— start of EXTRACTED ENTRIES —
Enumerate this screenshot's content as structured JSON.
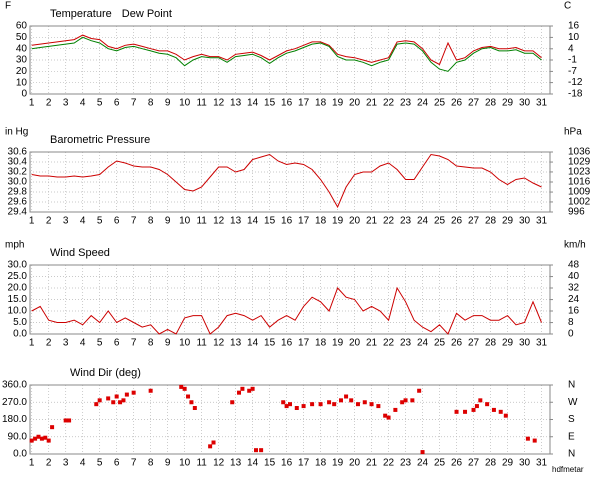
{
  "chart_data": [
    {
      "type": "line",
      "ylabel": "F",
      "y2label": "C",
      "x": [
        1,
        1.5,
        2,
        2.5,
        3,
        3.5,
        4,
        4.5,
        5,
        5.5,
        6,
        6.5,
        7,
        7.5,
        8,
        8.5,
        9,
        9.5,
        10,
        10.5,
        11,
        11.5,
        12,
        12.5,
        13,
        13.5,
        14,
        14.5,
        15,
        15.5,
        16,
        16.5,
        17,
        17.5,
        18,
        18.5,
        19,
        19.5,
        20,
        20.5,
        21,
        21.5,
        22,
        22.5,
        23,
        23.5,
        24,
        24.5,
        25,
        25.5,
        26,
        26.5,
        27,
        27.5,
        28,
        28.5,
        29,
        29.5,
        30,
        30.5,
        31
      ],
      "series": [
        {
          "name": "Temperature",
          "color": "#cc0000",
          "values": [
            43,
            44,
            45,
            46,
            47,
            48,
            52,
            49,
            48,
            42,
            40,
            43,
            44,
            42,
            40,
            38,
            38,
            35,
            30,
            33,
            35,
            33,
            33,
            30,
            35,
            36,
            37,
            34,
            30,
            34,
            38,
            40,
            43,
            46,
            46,
            43,
            35,
            33,
            32,
            30,
            28,
            30,
            32,
            46,
            47,
            46,
            40,
            30,
            26,
            45,
            30,
            32,
            38,
            41,
            42,
            40,
            40,
            41,
            38,
            38,
            32
          ]
        },
        {
          "name": "Dew Point",
          "color": "#008000",
          "values": [
            40,
            41,
            42,
            43,
            44,
            45,
            50,
            47,
            45,
            40,
            38,
            41,
            42,
            40,
            38,
            36,
            35,
            32,
            25,
            30,
            33,
            32,
            32,
            28,
            33,
            34,
            35,
            32,
            27,
            32,
            36,
            38,
            41,
            44,
            45,
            42,
            33,
            30,
            30,
            28,
            25,
            28,
            30,
            44,
            45,
            44,
            38,
            28,
            22,
            20,
            28,
            30,
            36,
            40,
            41,
            38,
            38,
            39,
            36,
            36,
            30
          ]
        }
      ],
      "xlim": [
        0.9,
        31.5
      ],
      "xticks": [
        1,
        2,
        3,
        4,
        5,
        6,
        7,
        8,
        9,
        10,
        11,
        12,
        13,
        14,
        15,
        16,
        17,
        18,
        19,
        20,
        21,
        22,
        23,
        24,
        25,
        26,
        27,
        28,
        29,
        30,
        31
      ],
      "ylim": [
        0,
        60
      ],
      "yticks": [
        0,
        10,
        20,
        30,
        40,
        50,
        60
      ],
      "y2lim": [
        -17.8,
        15.6
      ],
      "y2ticks": [
        {
          "value": -17.8,
          "label": "-18"
        },
        {
          "value": -12.2,
          "label": "-12"
        },
        {
          "value": -6.7,
          "label": "-7"
        },
        {
          "value": -1.1,
          "label": "-1"
        },
        {
          "value": 4.4,
          "label": "4"
        },
        {
          "value": 10,
          "label": "10"
        },
        {
          "value": 15.6,
          "label": "16"
        }
      ],
      "grid": true
    },
    {
      "type": "line",
      "title": "Barometric Pressure",
      "ylabel": "in Hg",
      "y2label": "hPa",
      "x": [
        1,
        1.5,
        2,
        2.5,
        3,
        3.5,
        4,
        4.5,
        5,
        5.5,
        6,
        6.5,
        7,
        7.5,
        8,
        8.5,
        9,
        9.5,
        10,
        10.5,
        11,
        11.5,
        12,
        12.5,
        13,
        13.5,
        14,
        14.5,
        15,
        15.5,
        16,
        16.5,
        17,
        17.5,
        18,
        18.5,
        19,
        19.5,
        20,
        20.5,
        21,
        21.5,
        22,
        22.5,
        23,
        23.5,
        24,
        24.5,
        25,
        25.5,
        26,
        26.5,
        27,
        27.5,
        28,
        28.5,
        29,
        29.5,
        30,
        30.5,
        31
      ],
      "series": [
        {
          "name": "Barometric Pressure",
          "color": "#cc0000",
          "values": [
            30.15,
            30.12,
            30.12,
            30.1,
            30.1,
            30.12,
            30.1,
            30.12,
            30.15,
            30.3,
            30.42,
            30.38,
            30.32,
            30.3,
            30.3,
            30.25,
            30.15,
            30.0,
            29.85,
            29.82,
            29.9,
            30.1,
            30.3,
            30.3,
            30.2,
            30.25,
            30.45,
            30.5,
            30.55,
            30.42,
            30.35,
            30.38,
            30.35,
            30.25,
            30.05,
            29.8,
            29.5,
            29.9,
            30.15,
            30.2,
            30.2,
            30.32,
            30.38,
            30.25,
            30.05,
            30.05,
            30.3,
            30.55,
            30.52,
            30.45,
            30.32,
            30.3,
            30.28,
            30.28,
            30.2,
            30.05,
            29.95,
            30.05,
            30.08,
            29.98,
            29.9
          ]
        }
      ],
      "xlim": [
        0.9,
        31.5
      ],
      "xticks": [
        1,
        2,
        3,
        4,
        5,
        6,
        7,
        8,
        9,
        10,
        11,
        12,
        13,
        14,
        15,
        16,
        17,
        18,
        19,
        20,
        21,
        22,
        23,
        24,
        25,
        26,
        27,
        28,
        29,
        30,
        31
      ],
      "ylim": [
        29.4,
        30.6
      ],
      "yticks": [
        29.4,
        29.6,
        29.8,
        {
          "value": 30,
          "label": "30.0"
        },
        30.2,
        30.4,
        30.6
      ],
      "y2lim": [
        995.6,
        1036.2
      ],
      "y2ticks": [
        {
          "value": 995.6,
          "label": "996"
        },
        {
          "value": 1002.4,
          "label": "1002"
        },
        {
          "value": 1009.1,
          "label": "1009"
        },
        {
          "value": 1015.9,
          "label": "1016"
        },
        {
          "value": 1022.7,
          "label": "1023"
        },
        {
          "value": 1029.4,
          "label": "1029"
        },
        {
          "value": 1036.2,
          "label": "1036"
        }
      ],
      "grid": true
    },
    {
      "type": "line",
      "title": "Wind Speed",
      "ylabel": "mph",
      "y2label": "km/h",
      "x": [
        1,
        1.5,
        2,
        2.5,
        3,
        3.5,
        4,
        4.5,
        5,
        5.5,
        6,
        6.5,
        7,
        7.5,
        8,
        8.5,
        9,
        9.5,
        10,
        10.5,
        11,
        11.5,
        12,
        12.5,
        13,
        13.5,
        14,
        14.5,
        15,
        15.5,
        16,
        16.5,
        17,
        17.5,
        18,
        18.5,
        19,
        19.5,
        20,
        20.5,
        21,
        21.5,
        22,
        22.5,
        23,
        23.5,
        24,
        24.5,
        25,
        25.5,
        26,
        26.5,
        27,
        27.5,
        28,
        28.5,
        29,
        29.5,
        30,
        30.5,
        31
      ],
      "series": [
        {
          "name": "Wind Speed",
          "color": "#cc0000",
          "values": [
            10,
            12,
            6,
            5,
            5,
            6,
            4,
            8,
            5,
            10,
            5,
            7,
            5,
            3,
            4,
            0,
            2,
            0,
            7,
            8,
            8,
            0,
            3,
            8,
            9,
            8,
            6,
            8,
            3,
            6,
            8,
            6,
            12,
            16,
            14,
            10,
            20,
            16,
            15,
            10,
            12,
            10,
            6,
            20,
            14,
            6,
            3,
            1,
            4,
            0,
            9,
            6,
            8,
            8,
            6,
            6,
            8,
            4,
            5,
            14,
            5
          ]
        }
      ],
      "xlim": [
        0.9,
        31.5
      ],
      "xticks": [
        1,
        2,
        3,
        4,
        5,
        6,
        7,
        8,
        9,
        10,
        11,
        12,
        13,
        14,
        15,
        16,
        17,
        18,
        19,
        20,
        21,
        22,
        23,
        24,
        25,
        26,
        27,
        28,
        29,
        30,
        31
      ],
      "ylim": [
        0,
        30
      ],
      "yticks": [
        {
          "value": 0,
          "label": "0.0"
        },
        {
          "value": 5,
          "label": "5.0"
        },
        {
          "value": 10,
          "label": "10.0"
        },
        {
          "value": 15,
          "label": "15.0"
        },
        {
          "value": 20,
          "label": "20.0"
        },
        {
          "value": 25,
          "label": "25.0"
        },
        {
          "value": 30,
          "label": "30.0"
        }
      ],
      "y2lim": [
        0,
        48.3
      ],
      "y2ticks": [
        0,
        {
          "value": 8.0,
          "label": "8"
        },
        {
          "value": 16.1,
          "label": "16"
        },
        {
          "value": 24.1,
          "label": "24"
        },
        {
          "value": 32.2,
          "label": "32"
        },
        {
          "value": 40.2,
          "label": "40"
        },
        {
          "value": 48.3,
          "label": "48"
        }
      ],
      "grid": true
    },
    {
      "type": "scatter",
      "title": "Wind Dir (deg)",
      "annotation": "hdfmetar",
      "color": "#dd0000",
      "x": [
        1.0,
        1.2,
        1.4,
        1.6,
        1.8,
        2.0,
        2.2,
        3.0,
        3.2,
        4.8,
        5.0,
        5.5,
        5.8,
        6.0,
        6.2,
        6.4,
        6.6,
        7.0,
        8.0,
        9.8,
        10.0,
        10.2,
        10.4,
        10.6,
        11.5,
        11.7,
        12.8,
        13.2,
        13.4,
        13.8,
        14.0,
        14.2,
        14.5,
        15.8,
        16.0,
        16.2,
        16.6,
        17.0,
        17.5,
        18.0,
        18.5,
        18.8,
        19.2,
        19.5,
        19.8,
        20.2,
        20.6,
        21.0,
        21.4,
        21.8,
        22.0,
        22.4,
        22.8,
        23.0,
        23.4,
        23.8,
        24.0,
        26.0,
        26.5,
        27.0,
        27.2,
        27.4,
        27.8,
        28.2,
        28.6,
        28.9,
        30.2,
        30.6
      ],
      "values": [
        70,
        80,
        90,
        80,
        85,
        70,
        140,
        175,
        175,
        260,
        280,
        290,
        270,
        300,
        270,
        280,
        310,
        320,
        330,
        350,
        340,
        300,
        270,
        240,
        40,
        60,
        270,
        320,
        340,
        330,
        340,
        20,
        20,
        270,
        250,
        260,
        240,
        250,
        260,
        260,
        270,
        260,
        280,
        300,
        280,
        260,
        270,
        260,
        250,
        200,
        190,
        230,
        270,
        280,
        280,
        330,
        10,
        220,
        220,
        230,
        250,
        280,
        260,
        230,
        220,
        200,
        80,
        70
      ],
      "xlim": [
        0.9,
        31.5
      ],
      "xticks": [
        1,
        2,
        3,
        4,
        5,
        6,
        7,
        8,
        9,
        10,
        11,
        12,
        13,
        14,
        15,
        16,
        17,
        18,
        19,
        20,
        21,
        22,
        23,
        24,
        25,
        26,
        27,
        28,
        29,
        30,
        31
      ],
      "ylim": [
        0,
        360
      ],
      "yticks": [
        {
          "value": 0,
          "label": "0.0"
        },
        {
          "value": 90,
          "label": "90.0"
        },
        {
          "value": 180,
          "label": "180.0"
        },
        {
          "value": 270,
          "label": "270.0"
        },
        {
          "value": 360,
          "label": "360.0"
        }
      ],
      "y2lim": [
        0,
        360
      ],
      "y2ticks": [
        {
          "value": 0,
          "label": "N"
        },
        {
          "value": 90,
          "label": "E"
        },
        {
          "value": 180,
          "label": "S"
        },
        {
          "value": 270,
          "label": "W"
        },
        {
          "value": 360,
          "label": "N"
        }
      ],
      "grid": true
    }
  ]
}
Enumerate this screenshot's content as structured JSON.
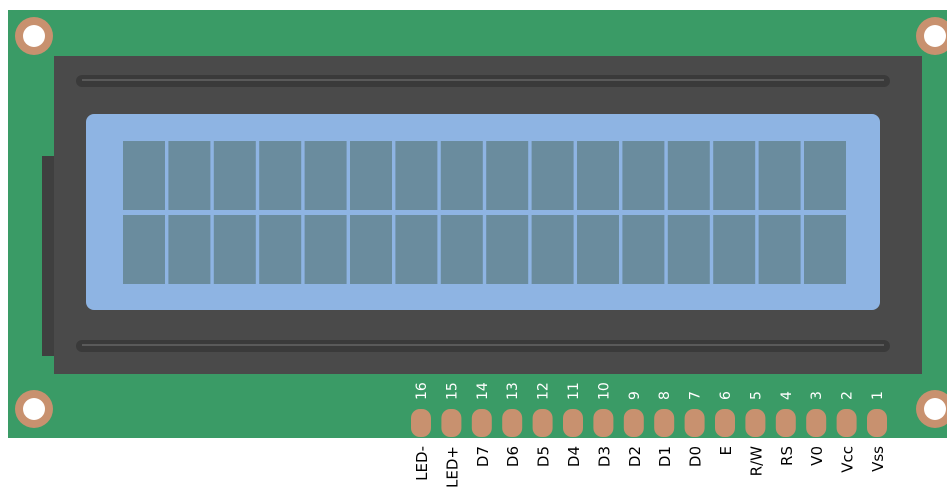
{
  "module": {
    "board_color": "#3a9b66",
    "bezel_color": "#4a4a4a",
    "screen_color": "#8eb4e3",
    "cell_color": "#6a8c9e",
    "pad_color": "#c8916f",
    "rows": 2,
    "columns": 16
  },
  "pins": [
    {
      "number": "16",
      "label": "LED-"
    },
    {
      "number": "15",
      "label": "LED+"
    },
    {
      "number": "14",
      "label": "D7"
    },
    {
      "number": "13",
      "label": "D6"
    },
    {
      "number": "12",
      "label": "D5"
    },
    {
      "number": "11",
      "label": "D4"
    },
    {
      "number": "10",
      "label": "D3"
    },
    {
      "number": "9",
      "label": "D2"
    },
    {
      "number": "8",
      "label": "D1"
    },
    {
      "number": "7",
      "label": "D0"
    },
    {
      "number": "6",
      "label": "E"
    },
    {
      "number": "5",
      "label": "R/W"
    },
    {
      "number": "4",
      "label": "RS"
    },
    {
      "number": "3",
      "label": "V0"
    },
    {
      "number": "2",
      "label": "Vcc"
    },
    {
      "number": "1",
      "label": "Vss"
    }
  ]
}
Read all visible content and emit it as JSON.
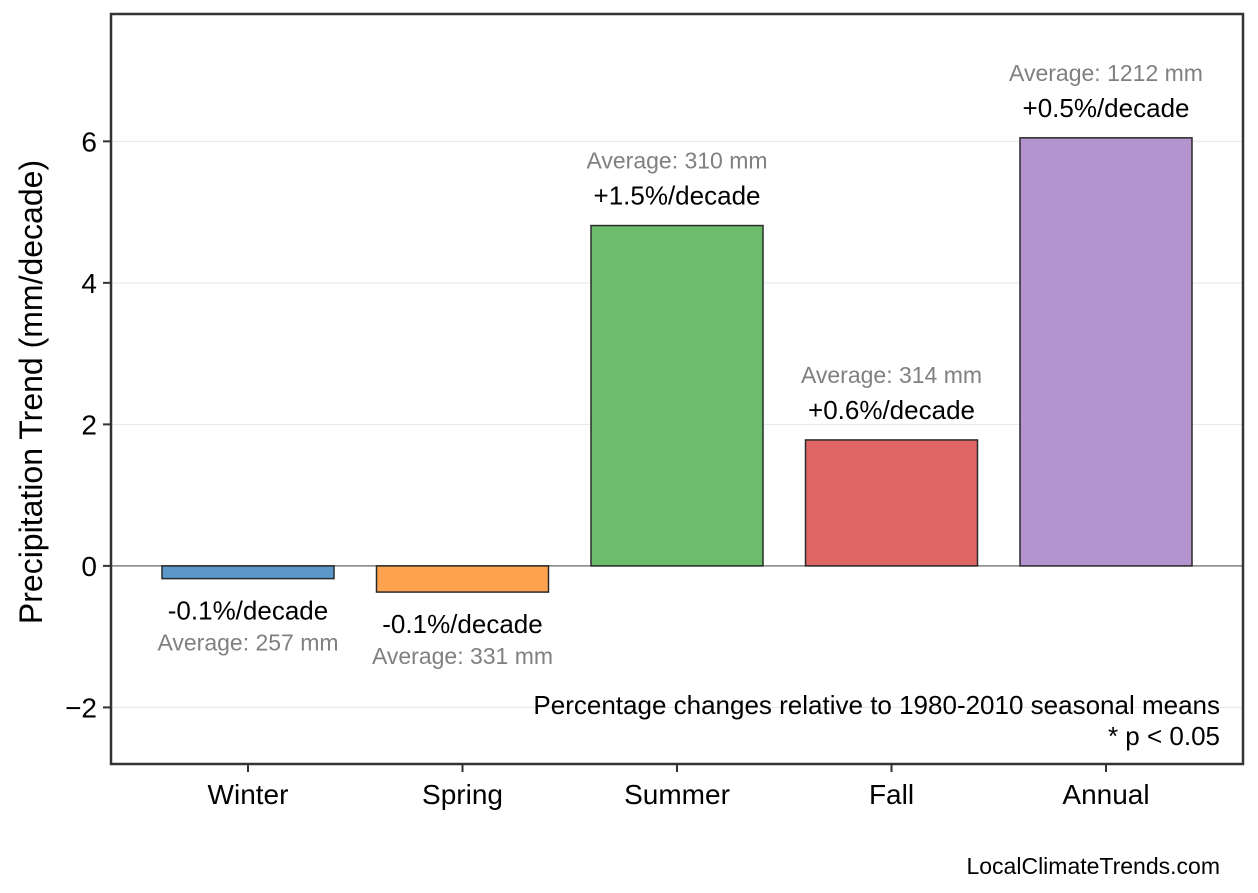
{
  "chart_data": {
    "type": "bar",
    "categories": [
      "Winter",
      "Spring",
      "Summer",
      "Fall",
      "Annual"
    ],
    "values": [
      -0.18,
      -0.37,
      4.81,
      1.78,
      6.05
    ],
    "colors": [
      "#5b97c9",
      "#fea24f",
      "#6bbd6b",
      "#e06666",
      "#b394ce"
    ],
    "bar_labels": [
      "-0.1%/decade",
      "-0.1%/decade",
      "+1.5%/decade",
      "+0.6%/decade",
      "+0.5%/decade"
    ],
    "average_labels": [
      "Average: 257 mm",
      "Average: 331 mm",
      "Average: 310 mm",
      "Average: 314 mm",
      "Average: 1212 mm"
    ],
    "xlabel": "",
    "ylabel": "Precipitation Trend (mm/decade)",
    "ylim": [
      -2.8,
      7.8
    ],
    "yticks": [
      -2,
      0,
      2,
      4,
      6
    ],
    "ytick_labels": [
      "−2",
      "0",
      "2",
      "4",
      "6"
    ],
    "grid": true,
    "notes": [
      "Percentage changes relative to 1980-2010 seasonal means",
      "* p < 0.05"
    ]
  },
  "footer": {
    "credit": "LocalClimateTrends.com"
  }
}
— end of EXTRACTED ENTRIES —
*YOUR OBJECTIVE:*
How many lines in the records above hold the word "title"? Give only the number.

*REPLY:*
3